- TASK BRIEF
Write out the data below in full. Keep it exact.

* start ENTRIES SHOWN *

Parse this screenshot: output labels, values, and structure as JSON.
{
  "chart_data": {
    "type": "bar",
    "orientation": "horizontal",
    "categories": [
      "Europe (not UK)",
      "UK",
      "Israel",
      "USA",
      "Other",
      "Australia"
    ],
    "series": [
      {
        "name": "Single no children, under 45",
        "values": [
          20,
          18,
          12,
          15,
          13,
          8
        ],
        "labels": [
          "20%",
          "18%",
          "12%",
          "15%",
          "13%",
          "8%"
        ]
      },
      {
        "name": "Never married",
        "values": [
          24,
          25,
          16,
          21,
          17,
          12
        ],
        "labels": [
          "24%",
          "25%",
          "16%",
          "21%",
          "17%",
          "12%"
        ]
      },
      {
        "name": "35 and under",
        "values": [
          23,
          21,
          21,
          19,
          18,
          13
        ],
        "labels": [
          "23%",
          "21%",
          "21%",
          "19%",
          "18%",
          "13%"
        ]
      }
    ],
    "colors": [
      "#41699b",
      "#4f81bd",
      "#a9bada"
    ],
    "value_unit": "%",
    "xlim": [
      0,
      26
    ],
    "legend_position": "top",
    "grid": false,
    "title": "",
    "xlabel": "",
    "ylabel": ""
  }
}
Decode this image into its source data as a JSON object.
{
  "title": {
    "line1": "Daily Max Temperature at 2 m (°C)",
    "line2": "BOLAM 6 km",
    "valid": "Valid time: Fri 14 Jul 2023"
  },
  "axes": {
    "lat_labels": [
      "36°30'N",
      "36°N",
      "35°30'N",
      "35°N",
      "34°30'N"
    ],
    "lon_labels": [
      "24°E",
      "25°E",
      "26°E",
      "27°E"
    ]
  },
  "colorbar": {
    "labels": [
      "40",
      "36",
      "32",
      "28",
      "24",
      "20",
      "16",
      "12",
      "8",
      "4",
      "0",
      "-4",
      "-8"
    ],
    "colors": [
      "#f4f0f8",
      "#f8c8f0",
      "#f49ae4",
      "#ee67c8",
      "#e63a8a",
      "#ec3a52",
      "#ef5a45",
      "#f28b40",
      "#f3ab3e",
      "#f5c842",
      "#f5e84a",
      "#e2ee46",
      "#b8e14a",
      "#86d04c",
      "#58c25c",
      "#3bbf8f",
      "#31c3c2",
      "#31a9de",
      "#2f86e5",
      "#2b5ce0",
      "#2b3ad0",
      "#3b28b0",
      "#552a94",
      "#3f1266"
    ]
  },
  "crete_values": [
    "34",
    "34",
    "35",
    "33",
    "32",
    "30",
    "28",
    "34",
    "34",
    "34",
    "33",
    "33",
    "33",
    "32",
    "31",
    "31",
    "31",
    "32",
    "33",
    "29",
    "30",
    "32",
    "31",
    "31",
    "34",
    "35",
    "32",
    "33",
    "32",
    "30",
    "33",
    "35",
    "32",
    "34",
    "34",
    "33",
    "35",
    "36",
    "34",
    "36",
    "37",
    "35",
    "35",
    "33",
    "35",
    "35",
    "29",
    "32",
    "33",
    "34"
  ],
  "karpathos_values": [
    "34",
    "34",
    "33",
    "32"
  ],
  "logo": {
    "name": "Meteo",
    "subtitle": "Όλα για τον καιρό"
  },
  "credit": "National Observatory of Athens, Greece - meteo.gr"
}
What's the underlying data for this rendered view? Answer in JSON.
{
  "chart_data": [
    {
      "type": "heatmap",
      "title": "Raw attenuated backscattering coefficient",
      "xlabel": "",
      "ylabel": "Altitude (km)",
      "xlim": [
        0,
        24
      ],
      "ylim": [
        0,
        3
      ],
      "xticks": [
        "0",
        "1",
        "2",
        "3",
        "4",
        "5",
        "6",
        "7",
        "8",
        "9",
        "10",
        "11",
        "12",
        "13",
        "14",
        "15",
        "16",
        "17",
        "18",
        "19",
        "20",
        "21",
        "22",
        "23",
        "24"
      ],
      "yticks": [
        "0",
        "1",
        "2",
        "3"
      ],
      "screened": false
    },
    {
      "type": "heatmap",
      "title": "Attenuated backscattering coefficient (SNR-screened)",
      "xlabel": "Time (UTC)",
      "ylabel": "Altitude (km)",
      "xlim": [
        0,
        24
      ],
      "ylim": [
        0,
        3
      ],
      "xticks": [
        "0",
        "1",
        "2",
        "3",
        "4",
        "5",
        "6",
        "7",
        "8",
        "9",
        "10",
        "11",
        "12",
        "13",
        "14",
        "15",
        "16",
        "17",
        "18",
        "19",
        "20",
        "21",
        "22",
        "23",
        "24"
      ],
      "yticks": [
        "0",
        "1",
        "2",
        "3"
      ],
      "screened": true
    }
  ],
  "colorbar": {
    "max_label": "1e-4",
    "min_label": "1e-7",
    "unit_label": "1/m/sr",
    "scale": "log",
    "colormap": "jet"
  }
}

* end ENTRIES SHOWN *

- ANSWER FOR THIS EXERCISE
Parse this screenshot: output labels, values, and structure as JSON.
{
  "chart_data": {
    "type": "bar",
    "orientation": "horizontal",
    "categories": [
      "Europe (not UK)",
      "UK",
      "Israel",
      "USA",
      "Other",
      "Australia"
    ],
    "series": [
      {
        "name": "Single no children, under 45",
        "values": [
          20,
          18,
          12,
          15,
          13,
          8
        ],
        "labels": [
          "20%",
          "18%",
          "12%",
          "15%",
          "13%",
          "8%"
        ]
      },
      {
        "name": "Never married",
        "values": [
          24,
          25,
          16,
          21,
          17,
          12
        ],
        "labels": [
          "24%",
          "25%",
          "16%",
          "21%",
          "17%",
          "12%"
        ]
      },
      {
        "name": "35 and under",
        "values": [
          23,
          21,
          21,
          19,
          18,
          13
        ],
        "labels": [
          "23%",
          "21%",
          "21%",
          "19%",
          "18%",
          "13%"
        ]
      }
    ],
    "colors": [
      "#41699b",
      "#4f81bd",
      "#a9bada"
    ],
    "value_unit": "%",
    "xlim": [
      0,
      26
    ],
    "legend_position": "top",
    "grid": false,
    "title": "",
    "xlabel": "",
    "ylabel": ""
  }
}
Decode this image into its source data as a JSON object.
{
  "title": {
    "line1": "Daily Max Temperature at 2 m (°C)",
    "line2": "BOLAM 6 km",
    "valid": "Valid time: Fri 14 Jul 2023"
  },
  "axes": {
    "lat_labels": [
      "36°30'N",
      "36°N",
      "35°30'N",
      "35°N",
      "34°30'N"
    ],
    "lon_labels": [
      "24°E",
      "25°E",
      "26°E",
      "27°E"
    ]
  },
  "colorbar": {
    "labels": [
      "40",
      "36",
      "32",
      "28",
      "24",
      "20",
      "16",
      "12",
      "8",
      "4",
      "0",
      "-4",
      "-8"
    ],
    "colors": [
      "#f4f0f8",
      "#f8c8f0",
      "#f49ae4",
      "#ee67c8",
      "#e63a8a",
      "#ec3a52",
      "#ef5a45",
      "#f28b40",
      "#f3ab3e",
      "#f5c842",
      "#f5e84a",
      "#e2ee46",
      "#b8e14a",
      "#86d04c",
      "#58c25c",
      "#3bbf8f",
      "#31c3c2",
      "#31a9de",
      "#2f86e5",
      "#2b5ce0",
      "#2b3ad0",
      "#3b28b0",
      "#552a94",
      "#3f1266"
    ]
  },
  "crete_values": [
    "34",
    "34",
    "35",
    "33",
    "32",
    "30",
    "28",
    "34",
    "34",
    "34",
    "33",
    "33",
    "33",
    "32",
    "31",
    "31",
    "31",
    "32",
    "33",
    "29",
    "30",
    "32",
    "31",
    "31",
    "34",
    "35",
    "32",
    "33",
    "32",
    "30",
    "33",
    "35",
    "32",
    "34",
    "34",
    "33",
    "35",
    "36",
    "34",
    "36",
    "37",
    "35",
    "35",
    "33",
    "35",
    "35",
    "29",
    "32",
    "33",
    "34"
  ],
  "karpathos_values": [
    "34",
    "34",
    "33",
    "32"
  ],
  "logo": {
    "name": "Meteo",
    "subtitle": "Όλα για τον καιρό"
  },
  "credit": "National Observatory of Athens, Greece - meteo.gr"
}
What's the underlying data for this rendered view? Answer in JSON.
{
  "chart_data": [
    {
      "type": "heatmap",
      "title": "Raw attenuated backscattering coefficient",
      "xlabel": "",
      "ylabel": "Altitude (km)",
      "xlim": [
        0,
        24
      ],
      "ylim": [
        0,
        3
      ],
      "xticks": [
        "0",
        "1",
        "2",
        "3",
        "4",
        "5",
        "6",
        "7",
        "8",
        "9",
        "10",
        "11",
        "12",
        "13",
        "14",
        "15",
        "16",
        "17",
        "18",
        "19",
        "20",
        "21",
        "22",
        "23",
        "24"
      ],
      "yticks": [
        "0",
        "1",
        "2",
        "3"
      ],
      "screened": false
    },
    {
      "type": "heatmap",
      "title": "Attenuated backscattering coefficient (SNR-screened)",
      "xlabel": "Time (UTC)",
      "ylabel": "Altitude (km)",
      "xlim": [
        0,
        24
      ],
      "ylim": [
        0,
        3
      ],
      "xticks": [
        "0",
        "1",
        "2",
        "3",
        "4",
        "5",
        "6",
        "7",
        "8",
        "9",
        "10",
        "11",
        "12",
        "13",
        "14",
        "15",
        "16",
        "17",
        "18",
        "19",
        "20",
        "21",
        "22",
        "23",
        "24"
      ],
      "yticks": [
        "0",
        "1",
        "2",
        "3"
      ],
      "screened": true
    }
  ],
  "colorbar": {
    "max_label": "1e-4",
    "min_label": "1e-7",
    "unit_label": "1/m/sr",
    "scale": "log",
    "colormap": "jet"
  }
}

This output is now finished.